MATERIAL PROVIDED:
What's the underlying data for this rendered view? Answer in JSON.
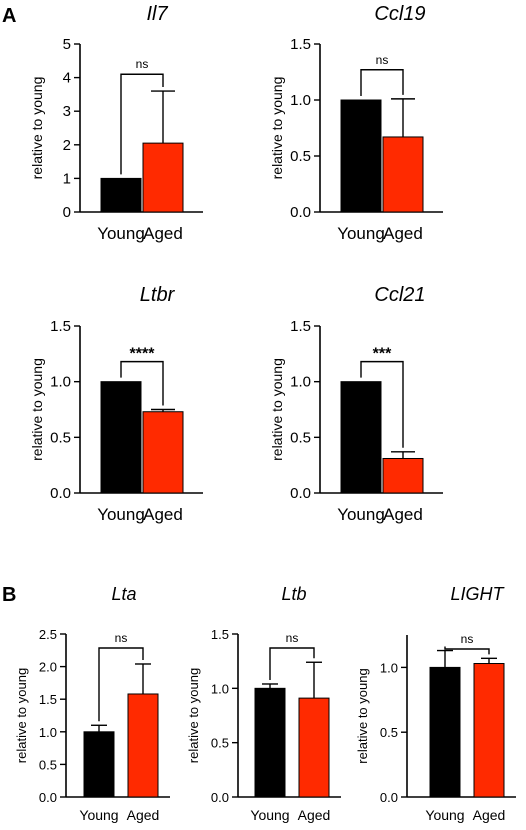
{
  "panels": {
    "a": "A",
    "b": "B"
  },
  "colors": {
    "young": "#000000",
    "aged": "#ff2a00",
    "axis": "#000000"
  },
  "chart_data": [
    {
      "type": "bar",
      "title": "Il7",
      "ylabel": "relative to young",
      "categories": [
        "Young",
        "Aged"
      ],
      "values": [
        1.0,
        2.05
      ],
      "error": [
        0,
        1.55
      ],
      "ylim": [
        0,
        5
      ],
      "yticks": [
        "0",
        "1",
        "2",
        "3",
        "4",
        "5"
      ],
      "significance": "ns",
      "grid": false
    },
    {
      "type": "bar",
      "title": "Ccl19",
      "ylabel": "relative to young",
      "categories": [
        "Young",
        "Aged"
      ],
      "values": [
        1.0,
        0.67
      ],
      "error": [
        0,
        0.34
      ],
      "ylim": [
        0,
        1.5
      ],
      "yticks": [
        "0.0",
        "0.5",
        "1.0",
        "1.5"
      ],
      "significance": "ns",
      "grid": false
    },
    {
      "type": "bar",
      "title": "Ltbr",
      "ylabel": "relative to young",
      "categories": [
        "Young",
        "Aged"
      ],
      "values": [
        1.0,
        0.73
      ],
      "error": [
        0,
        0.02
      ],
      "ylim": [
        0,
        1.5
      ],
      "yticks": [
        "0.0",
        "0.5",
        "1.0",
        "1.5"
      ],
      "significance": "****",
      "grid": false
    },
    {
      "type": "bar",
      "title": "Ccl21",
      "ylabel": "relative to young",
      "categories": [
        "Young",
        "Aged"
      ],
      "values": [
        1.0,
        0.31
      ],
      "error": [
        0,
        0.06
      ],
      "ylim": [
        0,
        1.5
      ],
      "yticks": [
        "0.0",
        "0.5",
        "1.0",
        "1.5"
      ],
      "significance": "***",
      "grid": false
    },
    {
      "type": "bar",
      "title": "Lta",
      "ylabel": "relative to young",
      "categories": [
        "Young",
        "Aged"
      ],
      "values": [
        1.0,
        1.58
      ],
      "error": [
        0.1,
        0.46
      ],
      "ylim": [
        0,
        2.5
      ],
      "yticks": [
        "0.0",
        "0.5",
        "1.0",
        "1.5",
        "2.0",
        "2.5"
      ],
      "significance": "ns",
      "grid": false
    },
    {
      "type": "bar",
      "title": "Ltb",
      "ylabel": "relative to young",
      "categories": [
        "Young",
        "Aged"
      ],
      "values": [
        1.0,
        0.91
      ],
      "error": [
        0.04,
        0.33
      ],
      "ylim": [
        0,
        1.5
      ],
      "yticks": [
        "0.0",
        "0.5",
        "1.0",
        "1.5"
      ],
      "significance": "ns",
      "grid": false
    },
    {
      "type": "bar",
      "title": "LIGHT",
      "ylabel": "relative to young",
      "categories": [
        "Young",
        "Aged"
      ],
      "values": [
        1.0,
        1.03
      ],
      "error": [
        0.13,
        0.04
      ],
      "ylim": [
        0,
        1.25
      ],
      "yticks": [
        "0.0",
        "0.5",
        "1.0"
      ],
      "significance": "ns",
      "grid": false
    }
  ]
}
* * *
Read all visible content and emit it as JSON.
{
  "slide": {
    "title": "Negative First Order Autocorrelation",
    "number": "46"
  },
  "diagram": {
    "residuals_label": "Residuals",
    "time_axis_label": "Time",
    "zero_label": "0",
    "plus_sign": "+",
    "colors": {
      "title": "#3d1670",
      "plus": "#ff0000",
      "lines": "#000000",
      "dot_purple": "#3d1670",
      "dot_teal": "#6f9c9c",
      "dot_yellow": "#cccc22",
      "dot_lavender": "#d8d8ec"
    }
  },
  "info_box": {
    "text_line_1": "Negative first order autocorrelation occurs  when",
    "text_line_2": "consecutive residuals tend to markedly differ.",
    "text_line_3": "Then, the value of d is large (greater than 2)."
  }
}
==
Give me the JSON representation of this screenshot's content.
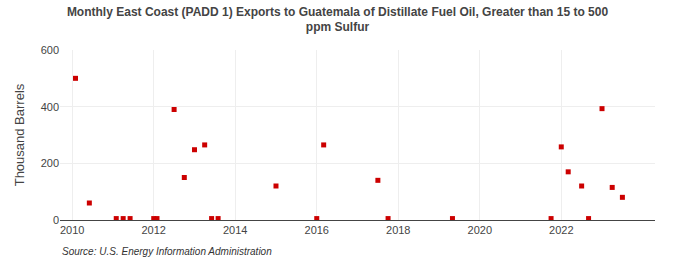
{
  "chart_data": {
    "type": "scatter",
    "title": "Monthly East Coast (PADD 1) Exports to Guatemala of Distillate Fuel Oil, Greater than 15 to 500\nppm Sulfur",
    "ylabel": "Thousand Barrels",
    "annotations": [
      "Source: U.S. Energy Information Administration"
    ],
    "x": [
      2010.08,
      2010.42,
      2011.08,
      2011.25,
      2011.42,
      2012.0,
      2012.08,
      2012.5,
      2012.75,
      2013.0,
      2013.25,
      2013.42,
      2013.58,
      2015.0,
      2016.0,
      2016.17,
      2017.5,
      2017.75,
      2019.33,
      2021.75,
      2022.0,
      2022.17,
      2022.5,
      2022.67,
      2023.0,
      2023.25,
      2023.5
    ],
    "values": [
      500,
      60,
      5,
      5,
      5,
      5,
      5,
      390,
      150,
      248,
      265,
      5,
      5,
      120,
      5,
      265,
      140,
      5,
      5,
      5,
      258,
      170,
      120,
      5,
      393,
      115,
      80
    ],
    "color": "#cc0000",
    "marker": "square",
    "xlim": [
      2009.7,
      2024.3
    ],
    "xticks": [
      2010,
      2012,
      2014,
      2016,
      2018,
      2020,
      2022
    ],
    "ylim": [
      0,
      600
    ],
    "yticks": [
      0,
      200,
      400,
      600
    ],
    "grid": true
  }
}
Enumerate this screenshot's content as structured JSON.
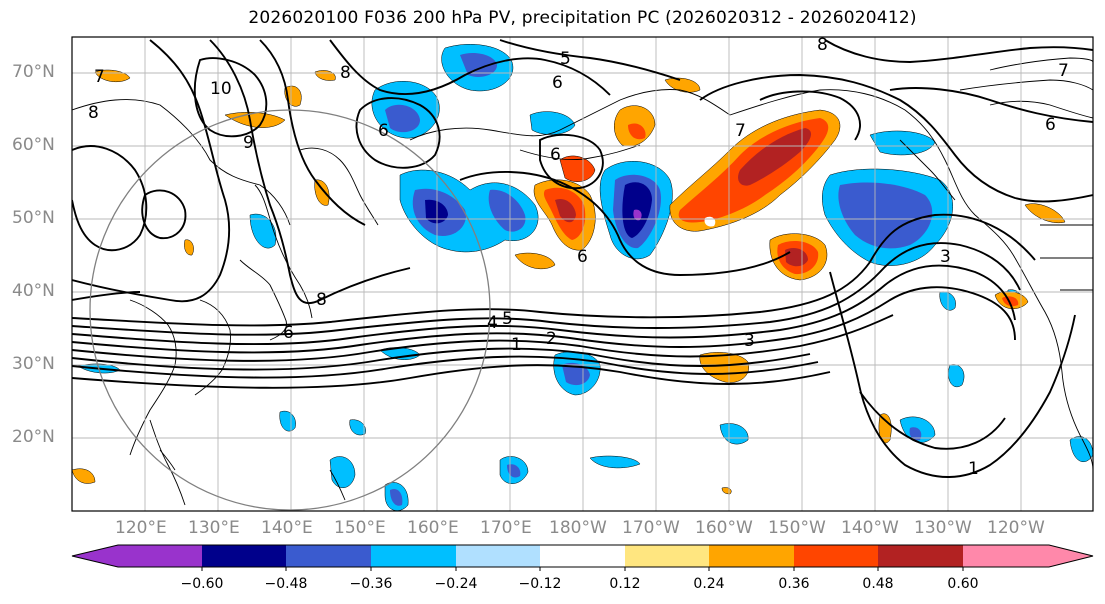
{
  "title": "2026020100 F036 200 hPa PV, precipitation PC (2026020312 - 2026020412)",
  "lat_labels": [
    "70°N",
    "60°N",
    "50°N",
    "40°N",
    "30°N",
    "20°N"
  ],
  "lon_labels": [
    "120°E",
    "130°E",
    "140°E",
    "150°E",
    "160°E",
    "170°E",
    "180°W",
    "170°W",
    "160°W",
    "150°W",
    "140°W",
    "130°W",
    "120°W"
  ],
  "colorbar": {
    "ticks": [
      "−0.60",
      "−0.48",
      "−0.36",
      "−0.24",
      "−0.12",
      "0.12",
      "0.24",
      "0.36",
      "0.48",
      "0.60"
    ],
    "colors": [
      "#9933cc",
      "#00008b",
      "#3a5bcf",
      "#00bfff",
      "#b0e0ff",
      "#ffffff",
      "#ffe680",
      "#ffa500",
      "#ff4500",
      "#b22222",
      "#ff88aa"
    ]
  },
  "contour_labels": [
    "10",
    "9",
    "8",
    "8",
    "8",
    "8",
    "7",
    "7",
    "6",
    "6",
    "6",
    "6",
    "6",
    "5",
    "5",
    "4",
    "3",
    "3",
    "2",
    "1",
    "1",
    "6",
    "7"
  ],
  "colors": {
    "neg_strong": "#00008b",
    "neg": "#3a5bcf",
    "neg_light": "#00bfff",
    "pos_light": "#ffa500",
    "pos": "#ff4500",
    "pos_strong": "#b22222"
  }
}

PROBLEM DETAILS: Filter the data, keeping only the lines that contain "Negative".

CORRECT RESULT:
    "title": "Negative First Order Autocorrelation",
    "text_line_1": "Negative first order autocorrelation occurs  when",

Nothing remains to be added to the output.